* _DATA FOR THIS EXERCISE_

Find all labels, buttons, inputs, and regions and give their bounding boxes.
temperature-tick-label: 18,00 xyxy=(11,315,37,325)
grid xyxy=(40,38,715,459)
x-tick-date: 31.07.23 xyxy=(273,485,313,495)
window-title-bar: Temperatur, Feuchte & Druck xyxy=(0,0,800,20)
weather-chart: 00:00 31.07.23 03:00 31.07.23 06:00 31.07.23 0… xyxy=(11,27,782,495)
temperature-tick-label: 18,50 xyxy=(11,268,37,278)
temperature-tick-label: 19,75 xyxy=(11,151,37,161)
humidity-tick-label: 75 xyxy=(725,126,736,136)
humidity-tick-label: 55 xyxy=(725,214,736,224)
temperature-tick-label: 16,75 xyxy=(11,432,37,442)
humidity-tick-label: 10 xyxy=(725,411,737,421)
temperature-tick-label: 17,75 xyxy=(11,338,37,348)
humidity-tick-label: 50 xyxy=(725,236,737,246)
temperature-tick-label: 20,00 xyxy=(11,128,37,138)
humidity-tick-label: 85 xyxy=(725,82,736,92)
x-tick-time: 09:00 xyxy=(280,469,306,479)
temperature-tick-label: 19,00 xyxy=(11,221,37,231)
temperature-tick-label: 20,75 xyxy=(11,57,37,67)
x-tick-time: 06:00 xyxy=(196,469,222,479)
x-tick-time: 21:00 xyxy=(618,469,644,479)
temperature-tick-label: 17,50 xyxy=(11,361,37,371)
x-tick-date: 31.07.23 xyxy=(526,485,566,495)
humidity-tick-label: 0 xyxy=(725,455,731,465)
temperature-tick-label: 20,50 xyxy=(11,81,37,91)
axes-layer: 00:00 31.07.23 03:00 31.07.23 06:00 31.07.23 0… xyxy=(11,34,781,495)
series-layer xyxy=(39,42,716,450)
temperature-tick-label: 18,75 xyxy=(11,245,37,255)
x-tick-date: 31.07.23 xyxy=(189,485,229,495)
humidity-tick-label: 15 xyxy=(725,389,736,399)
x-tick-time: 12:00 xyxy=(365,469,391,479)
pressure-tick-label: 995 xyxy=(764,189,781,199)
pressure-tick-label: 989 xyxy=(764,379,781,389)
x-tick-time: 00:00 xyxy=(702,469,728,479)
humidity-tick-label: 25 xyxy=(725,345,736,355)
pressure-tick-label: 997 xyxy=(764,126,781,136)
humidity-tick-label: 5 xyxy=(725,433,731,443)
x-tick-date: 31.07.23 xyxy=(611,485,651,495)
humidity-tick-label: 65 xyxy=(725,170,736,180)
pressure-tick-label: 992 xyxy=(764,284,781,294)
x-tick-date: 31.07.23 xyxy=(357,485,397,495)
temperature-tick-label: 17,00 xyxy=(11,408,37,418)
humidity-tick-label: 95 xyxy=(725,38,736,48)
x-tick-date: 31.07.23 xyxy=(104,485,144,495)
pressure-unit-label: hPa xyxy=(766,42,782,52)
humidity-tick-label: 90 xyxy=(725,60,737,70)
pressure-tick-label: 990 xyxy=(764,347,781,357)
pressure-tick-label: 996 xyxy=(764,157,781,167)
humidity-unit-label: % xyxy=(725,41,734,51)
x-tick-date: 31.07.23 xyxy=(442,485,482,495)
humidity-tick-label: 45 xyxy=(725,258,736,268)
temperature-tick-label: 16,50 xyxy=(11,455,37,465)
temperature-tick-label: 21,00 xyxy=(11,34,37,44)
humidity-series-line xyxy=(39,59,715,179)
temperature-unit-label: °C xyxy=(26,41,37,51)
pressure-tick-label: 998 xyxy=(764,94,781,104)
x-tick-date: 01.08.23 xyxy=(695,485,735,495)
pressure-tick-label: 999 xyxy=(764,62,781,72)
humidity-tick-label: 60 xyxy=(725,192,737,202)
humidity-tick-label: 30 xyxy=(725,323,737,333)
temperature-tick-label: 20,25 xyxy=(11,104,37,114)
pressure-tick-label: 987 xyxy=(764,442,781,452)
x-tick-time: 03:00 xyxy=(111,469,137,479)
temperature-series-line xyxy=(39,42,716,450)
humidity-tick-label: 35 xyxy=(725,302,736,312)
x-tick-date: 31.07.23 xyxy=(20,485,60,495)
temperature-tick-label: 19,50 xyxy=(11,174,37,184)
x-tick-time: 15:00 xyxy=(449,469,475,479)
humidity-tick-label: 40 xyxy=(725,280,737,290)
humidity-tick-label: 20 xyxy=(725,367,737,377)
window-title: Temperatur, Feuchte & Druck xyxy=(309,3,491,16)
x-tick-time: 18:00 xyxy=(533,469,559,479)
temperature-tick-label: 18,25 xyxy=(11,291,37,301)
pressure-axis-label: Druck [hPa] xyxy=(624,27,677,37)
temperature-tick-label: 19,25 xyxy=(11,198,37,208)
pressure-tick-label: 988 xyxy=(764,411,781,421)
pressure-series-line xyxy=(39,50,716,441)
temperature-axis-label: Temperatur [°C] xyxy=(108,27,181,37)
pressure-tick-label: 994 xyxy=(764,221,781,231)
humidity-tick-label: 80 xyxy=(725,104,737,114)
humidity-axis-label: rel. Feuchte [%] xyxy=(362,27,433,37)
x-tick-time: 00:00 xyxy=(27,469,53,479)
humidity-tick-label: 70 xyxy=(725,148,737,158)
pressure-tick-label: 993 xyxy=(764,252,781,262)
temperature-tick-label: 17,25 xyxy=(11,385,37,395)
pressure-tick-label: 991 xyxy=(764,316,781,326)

* _INSTRUCTIONS TO FOLLOW_
Turn all the rows above into a numbered list, leaving out any blank lines.

* _TASK RESPONSE_
1. Find all labels, buttons, inputs, and regions and give their bounding boxes.
2. temperature-tick-label: 18,00 xyxy=(11,315,37,325)
3. grid xyxy=(40,38,715,459)
4. x-tick-date: 31.07.23 xyxy=(273,485,313,495)
5. window-title-bar: Temperatur, Feuchte & Druck xyxy=(0,0,800,20)
6. weather-chart: 00:00 31.07.23 03:00 31.07.23 06:00 31.07.23 0… xyxy=(11,27,782,495)
7. temperature-tick-label: 18,50 xyxy=(11,268,37,278)
8. temperature-tick-label: 19,75 xyxy=(11,151,37,161)
9. humidity-tick-label: 75 xyxy=(725,126,736,136)
10. humidity-tick-label: 55 xyxy=(725,214,736,224)
11. temperature-tick-label: 16,75 xyxy=(11,432,37,442)
12. humidity-tick-label: 10 xyxy=(725,411,737,421)
13. temperature-tick-label: 17,75 xyxy=(11,338,37,348)
14. humidity-tick-label: 50 xyxy=(725,236,737,246)
15. temperature-tick-label: 20,00 xyxy=(11,128,37,138)
16. humidity-tick-label: 85 xyxy=(725,82,736,92)
17. x-tick-time: 09:00 xyxy=(280,469,306,479)
18. temperature-tick-label: 19,00 xyxy=(11,221,37,231)
19. temperature-tick-label: 20,75 xyxy=(11,57,37,67)
20. x-tick-time: 06:00 xyxy=(196,469,222,479)
21. x-tick-time: 21:00 xyxy=(618,469,644,479)
22. temperature-tick-label: 17,50 xyxy=(11,361,37,371)
23. x-tick-date: 31.07.23 xyxy=(526,485,566,495)
24. humidity-tick-label: 0 xyxy=(725,455,731,465)
25. temperature-tick-label: 20,50 xyxy=(11,81,37,91)
26. axes-layer: 00:00 31.07.23 03:00 31.07.23 06:00 31.07.23 0… xyxy=(11,34,781,495)
27. series-layer xyxy=(39,42,716,450)
28. temperature-tick-label: 18,75 xyxy=(11,245,37,255)
29. x-tick-date: 31.07.23 xyxy=(189,485,229,495)
30. humidity-tick-label: 15 xyxy=(725,389,736,399)
31. x-tick-time: 12:00 xyxy=(365,469,391,479)
32. pressure-tick-label: 995 xyxy=(764,189,781,199)
33. pressure-tick-label: 989 xyxy=(764,379,781,389)
34. x-tick-time: 00:00 xyxy=(702,469,728,479)
35. humidity-tick-label: 25 xyxy=(725,345,736,355)
36. pressure-tick-label: 997 xyxy=(764,126,781,136)
37. humidity-tick-label: 5 xyxy=(725,433,731,443)
38. x-tick-date: 31.07.23 xyxy=(611,485,651,495)
39. humidity-tick-label: 65 xyxy=(725,170,736,180)
40. pressure-tick-label: 992 xyxy=(764,284,781,294)
41. x-tick-date: 31.07.23 xyxy=(357,485,397,495)
42. temperature-tick-label: 17,00 xyxy=(11,408,37,418)
43. humidity-tick-label: 95 xyxy=(725,38,736,48)
44. x-tick-date: 31.07.23 xyxy=(104,485,144,495)
45. pressure-unit-label: hPa xyxy=(766,42,782,52)
46. humidity-tick-label: 90 xyxy=(725,60,737,70)
47. pressure-tick-label: 990 xyxy=(764,347,781,357)
48. pressure-tick-label: 996 xyxy=(764,157,781,167)
49. humidity-unit-label: % xyxy=(725,41,734,51)
50. x-tick-date: 31.07.23 xyxy=(442,485,482,495)
51. humidity-tick-label: 45 xyxy=(725,258,736,268)
52. temperature-tick-label: 16,50 xyxy=(11,455,37,465)
53. temperature-tick-label: 21,00 xyxy=(11,34,37,44)
54. humidity-series-line xyxy=(39,59,715,179)
55. temperature-unit-label: °C xyxy=(26,41,37,51)
56. pressure-tick-label: 998 xyxy=(764,94,781,104)
57. x-tick-date: 01.08.23 xyxy=(695,485,735,495)
58. pressure-tick-label: 999 xyxy=(764,62,781,72)
59. humidity-tick-label: 60 xyxy=(725,192,737,202)
60. humidity-tick-label: 30 xyxy=(725,323,737,333)
61. temperature-tick-label: 20,25 xyxy=(11,104,37,114)
62. pressure-tick-label: 987 xyxy=(764,442,781,452)
63. x-tick-time: 03:00 xyxy=(111,469,137,479)
64. temperature-series-line xyxy=(39,42,716,450)
65. humidity-tick-label: 35 xyxy=(725,302,736,312)
66. x-tick-date: 31.07.23 xyxy=(20,485,60,495)
67. temperature-tick-label: 19,50 xyxy=(11,174,37,184)
68. x-tick-time: 15:00 xyxy=(449,469,475,479)
69. humidity-tick-label: 40 xyxy=(725,280,737,290)
70. humidity-tick-label: 20 xyxy=(725,367,737,377)
71. window-title: Temperatur, Feuchte & Druck xyxy=(309,3,491,16)
72. x-tick-time: 18:00 xyxy=(533,469,559,479)
73. temperature-tick-label: 18,25 xyxy=(11,291,37,301)
74. pressure-axis-label: Druck [hPa] xyxy=(624,27,677,37)
75. temperature-tick-label: 19,25 xyxy=(11,198,37,208)
76. pressure-tick-label: 988 xyxy=(764,411,781,421)
77. pressure-series-line xyxy=(39,50,716,441)
78. temperature-axis-label: Temperatur [°C] xyxy=(108,27,181,37)
79. pressure-tick-label: 994 xyxy=(764,221,781,231)
80. humidity-tick-label: 80 xyxy=(725,104,737,114)
81. humidity-axis-label: rel. Feuchte [%] xyxy=(362,27,433,37)
82. x-tick-time: 00:00 xyxy=(27,469,53,479)
83. humidity-tick-label: 70 xyxy=(725,148,737,158)
84. pressure-tick-label: 993 xyxy=(764,252,781,262)
85. temperature-tick-label: 17,25 xyxy=(11,385,37,395)
86. pressure-tick-label: 991 xyxy=(764,316,781,326)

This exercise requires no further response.